* [Requirements]
All of the listing below must be repeated word for word. Pictures are the only thing to omit.

* [Raw data]
******

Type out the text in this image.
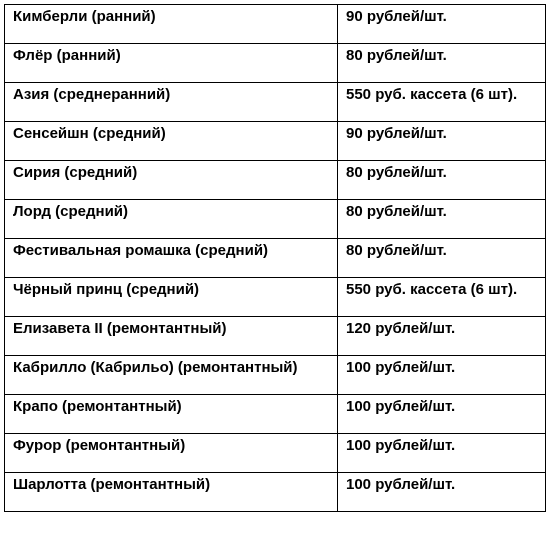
Кимберли (ранний)	90 рублей/шт.
Флёр (ранний)	80 рублей/шт.
Азия (среднеранний)	550 руб. кассета (6 шт).
Сенсейшн (средний)	90 рублей/шт.
Сирия (средний)	80 рублей/шт.
Лорд (средний)	80 рублей/шт.
Фестивальная ромашка (средний)	80 рублей/шт.
Чёрный принц (средний)	550 руб. кассета (6 шт).
Елизавета II (ремонтантный)	120 рублей/шт.
Кабрилло (Кабрильо) (ремонтантный)	100 рублей/шт.
Крапо (ремонтантный)	100 рублей/шт.
Фурор (ремонтантный)	100 рублей/шт.
Шарлотта (ремонтантный)	100 рублей/шт.
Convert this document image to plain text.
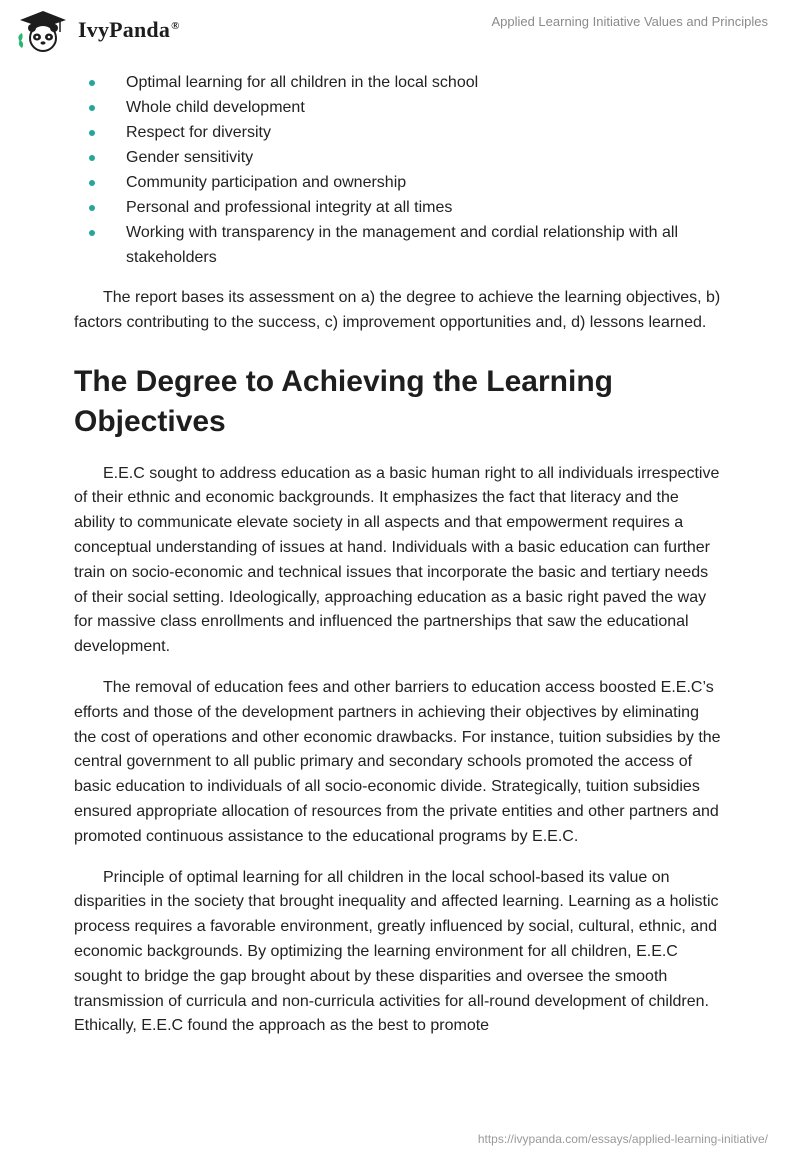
IvyPanda®	Applied Learning Initiative Values and Principles
Optimal learning for all children in the local school
Whole child development
Respect for diversity
Gender sensitivity
Community participation and ownership
Personal and professional integrity at all times
Working with transparency in the management and cordial relationship with all stakeholders

The report bases its assessment on a) the degree to achieve the learning objectives, b) factors contributing to the success, c) improvement opportunities and, d) lessons learned.

The Degree to Achieving the Learning Objectives

E.E.C sought to address education as a basic human right to all individuals irrespective of their ethnic and economic backgrounds. It emphasizes the fact that literacy and the ability to communicate elevate society in all aspects and that empowerment requires a conceptual understanding of issues at hand. Individuals with a basic education can further train on socio-economic and technical issues that incorporate the basic and tertiary needs of their social setting. Ideologically, approaching education as a basic right paved the way for massive class enrollments and influenced the partnerships that saw the educational development.

The removal of education fees and other barriers to education access boosted E.E.C’s efforts and those of the development partners in achieving their objectives by eliminating the cost of operations and other economic drawbacks. For instance, tuition subsidies by the central government to all public primary and secondary schools promoted the access of basic education to individuals of all socio-economic divide. Strategically, tuition subsidies ensured appropriate allocation of resources from the private entities and other partners and promoted continuous assistance to the educational programs by E.E.C.

Principle of optimal learning for all children in the local school-based its value on disparities in the society that brought inequality and affected learning. Learning as a holistic process requires a favorable environment, greatly influenced by social, cultural, ethnic, and economic backgrounds. By optimizing the learning environment for all children, E.E.C sought to bridge the gap brought about by these disparities and oversee the smooth transmission of curricula and non-curricula activities for all-round development of children. Ethically, E.E.C found the approach as the best to promote

https://ivypanda.com/essays/applied-learning-initiative/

******

* [Task solution]
Type out the text in this image.
Кимберли (ранний)	90 рублей/шт.
Флёр (ранний)	80 рублей/шт.
Азия (среднеранний)	550 руб. кассета (6 шт).
Сенсейшн (средний)	90 рублей/шт.
Сирия (средний)	80 рублей/шт.
Лорд (средний)	80 рублей/шт.
Фестивальная ромашка (средний)	80 рублей/шт.
Чёрный принц (средний)	550 руб. кассета (6 шт).
Елизавета II (ремонтантный)	120 рублей/шт.
Кабрилло (Кабрильо) (ремонтантный)	100 рублей/шт.
Крапо (ремонтантный)	100 рублей/шт.
Фурор (ремонтантный)	100 рублей/шт.
Шарлотта (ремонтантный)	100 рублей/шт.
Convert this document image to plain text.
IvyPanda®	Applied Learning Initiative Values and Principles
Optimal learning for all children in the local school
Whole child development
Respect for diversity
Gender sensitivity
Community participation and ownership
Personal and professional integrity at all times
Working with transparency in the management and cordial relationship with all stakeholders

The report bases its assessment on a) the degree to achieve the learning objectives, b) factors contributing to the success, c) improvement opportunities and, d) lessons learned.

The Degree to Achieving the Learning Objectives

E.E.C sought to address education as a basic human right to all individuals irrespective of their ethnic and economic backgrounds. It emphasizes the fact that literacy and the ability to communicate elevate society in all aspects and that empowerment requires a conceptual understanding of issues at hand. Individuals with a basic education can further train on socio-economic and technical issues that incorporate the basic and tertiary needs of their social setting. Ideologically, approaching education as a basic right paved the way for massive class enrollments and influenced the partnerships that saw the educational development.

The removal of education fees and other barriers to education access boosted E.E.C’s efforts and those of the development partners in achieving their objectives by eliminating the cost of operations and other economic drawbacks. For instance, tuition subsidies by the central government to all public primary and secondary schools promoted the access of basic education to individuals of all socio-economic divide. Strategically, tuition subsidies ensured appropriate allocation of resources from the private entities and other partners and promoted continuous assistance to the educational programs by E.E.C.

Principle of optimal learning for all children in the local school-based its value on disparities in the society that brought inequality and affected learning. Learning as a holistic process requires a favorable environment, greatly influenced by social, cultural, ethnic, and economic backgrounds. By optimizing the learning environment for all children, E.E.C sought to bridge the gap brought about by these disparities and oversee the smooth transmission of curricula and non-curricula activities for all-round development of children. Ethically, E.E.C found the approach as the best to promote

https://ivypanda.com/essays/applied-learning-initiative/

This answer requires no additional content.